:: Text provided ::
Caught in the middle is Ms. Merkel. She does not want to stop migration, though certainly wants it controlled, given the political hammering she took after she opened Germany’s borders to the Syrian refugees in 2015. As the champion of the European integration project, her goal is to keep the Schengen system of internal EU borders open. If the borders are closed, she fears that an EU already buffeted by nationalist forces could reach a breaking point. On Monday, she told reporters that “the European project is at risk.”

Francesco Galietti, chief executive officer of Policy Sonar, a political consultancy in Rome, doesn’t see how Ms. Merkel can pull off an easy win on the migration front, given the wildly divergent views across the EU. “Merkel has a lot to lose; Italy does not,” he said. “For Italians, Schengen is already mostly dead because France and Austria have closed their borders to migrants coming from Italy.”
:::
:: Entries supplied ::
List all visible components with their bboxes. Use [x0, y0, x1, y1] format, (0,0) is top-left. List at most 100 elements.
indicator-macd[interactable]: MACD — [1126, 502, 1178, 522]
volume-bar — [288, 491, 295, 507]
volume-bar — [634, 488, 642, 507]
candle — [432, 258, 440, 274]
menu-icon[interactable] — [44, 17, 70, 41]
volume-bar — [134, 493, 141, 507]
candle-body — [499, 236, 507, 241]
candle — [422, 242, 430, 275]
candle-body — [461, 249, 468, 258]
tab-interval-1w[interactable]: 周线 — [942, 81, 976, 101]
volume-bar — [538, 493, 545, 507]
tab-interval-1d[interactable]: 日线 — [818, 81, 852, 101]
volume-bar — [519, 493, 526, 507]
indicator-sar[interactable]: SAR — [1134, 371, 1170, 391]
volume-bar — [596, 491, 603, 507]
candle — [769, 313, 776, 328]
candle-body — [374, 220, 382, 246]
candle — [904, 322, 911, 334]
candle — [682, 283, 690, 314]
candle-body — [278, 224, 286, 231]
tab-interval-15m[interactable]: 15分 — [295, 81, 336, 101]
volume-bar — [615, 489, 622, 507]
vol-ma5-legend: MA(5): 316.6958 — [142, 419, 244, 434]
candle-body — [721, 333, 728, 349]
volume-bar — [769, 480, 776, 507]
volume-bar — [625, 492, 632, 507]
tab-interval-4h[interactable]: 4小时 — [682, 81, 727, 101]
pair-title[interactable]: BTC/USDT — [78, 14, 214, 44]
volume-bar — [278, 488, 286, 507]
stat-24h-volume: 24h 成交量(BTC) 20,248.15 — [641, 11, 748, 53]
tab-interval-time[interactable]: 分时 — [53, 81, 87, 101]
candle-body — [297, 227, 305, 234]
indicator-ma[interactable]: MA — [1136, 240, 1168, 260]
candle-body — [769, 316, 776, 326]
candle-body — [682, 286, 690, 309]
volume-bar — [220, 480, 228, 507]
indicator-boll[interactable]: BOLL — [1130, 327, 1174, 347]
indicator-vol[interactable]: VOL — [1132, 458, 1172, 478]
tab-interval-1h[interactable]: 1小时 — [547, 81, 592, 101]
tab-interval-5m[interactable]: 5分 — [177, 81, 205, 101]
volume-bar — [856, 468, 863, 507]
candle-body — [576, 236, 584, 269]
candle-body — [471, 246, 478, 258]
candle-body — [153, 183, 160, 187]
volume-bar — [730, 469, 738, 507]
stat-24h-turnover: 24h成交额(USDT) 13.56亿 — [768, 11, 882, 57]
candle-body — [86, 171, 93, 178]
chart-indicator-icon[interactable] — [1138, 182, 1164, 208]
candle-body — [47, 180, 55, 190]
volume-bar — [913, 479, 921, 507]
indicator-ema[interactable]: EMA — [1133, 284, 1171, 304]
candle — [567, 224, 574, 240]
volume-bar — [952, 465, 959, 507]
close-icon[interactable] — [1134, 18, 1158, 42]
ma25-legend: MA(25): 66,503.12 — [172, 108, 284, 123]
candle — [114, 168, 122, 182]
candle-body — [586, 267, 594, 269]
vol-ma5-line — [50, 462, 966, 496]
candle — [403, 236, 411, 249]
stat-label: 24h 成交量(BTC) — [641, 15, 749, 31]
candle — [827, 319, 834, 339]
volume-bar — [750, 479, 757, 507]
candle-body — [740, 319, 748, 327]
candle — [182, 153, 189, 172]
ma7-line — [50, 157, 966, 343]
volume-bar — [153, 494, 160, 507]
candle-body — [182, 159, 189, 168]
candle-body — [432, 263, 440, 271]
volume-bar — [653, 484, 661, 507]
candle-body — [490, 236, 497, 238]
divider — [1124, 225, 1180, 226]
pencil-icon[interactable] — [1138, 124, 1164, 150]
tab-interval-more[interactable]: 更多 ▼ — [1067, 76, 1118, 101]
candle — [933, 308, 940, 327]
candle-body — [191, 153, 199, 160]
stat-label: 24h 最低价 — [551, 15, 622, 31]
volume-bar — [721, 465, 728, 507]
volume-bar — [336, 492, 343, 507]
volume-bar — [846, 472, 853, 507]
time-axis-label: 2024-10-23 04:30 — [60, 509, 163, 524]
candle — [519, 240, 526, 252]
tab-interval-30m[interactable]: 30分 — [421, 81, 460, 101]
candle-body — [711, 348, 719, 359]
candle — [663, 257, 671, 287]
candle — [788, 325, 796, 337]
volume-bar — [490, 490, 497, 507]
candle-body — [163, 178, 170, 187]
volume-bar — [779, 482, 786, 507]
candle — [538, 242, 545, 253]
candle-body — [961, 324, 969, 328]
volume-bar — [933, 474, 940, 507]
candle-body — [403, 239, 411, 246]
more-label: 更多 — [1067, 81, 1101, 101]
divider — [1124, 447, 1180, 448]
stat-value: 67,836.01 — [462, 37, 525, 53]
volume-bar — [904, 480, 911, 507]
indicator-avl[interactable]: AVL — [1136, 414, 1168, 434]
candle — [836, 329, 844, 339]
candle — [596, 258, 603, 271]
:::
- _Action item_: Please carry on the article on Merkel and EU migration, picking up after its final sentence. The listing is separate material, unrelated to the article on Merkel and EU migration.

- _Response to this exercise_:
In the meantime, the pressure on Ms. Merkel is proving relentless. At stake is not only her own government but her legacy as a uniting force. Might the woman who prevented the EU and the euro zone from shattering at the height of the European debt crisis in 2011 and 2012 see the migration crisis pull the EU apart? She might, much to the delight of the anti-migrant populists not just in the EU, but also in the United States, chief among them Donald Trump.

In a Monday tweet, Mr. Trump, himself under pressure for the policy of separating children from their parents at the U.S.-Mexican border, attacked Ms. Merkel and her migration stance. He said “the people of Germany are turning against their leadership as migration is rocking the already tenuous Berlin coalition” and that “crime is way up” because of the wave of migrant arrivals.

Crime, in fact, is at the lowest level since 1992 in Germany. But never mind. Ms. Merkel has better things to worry about than Mr. Trump’s tweets. The EU is on the cliff edge once again and she needs to figure out a rescue plan, fast.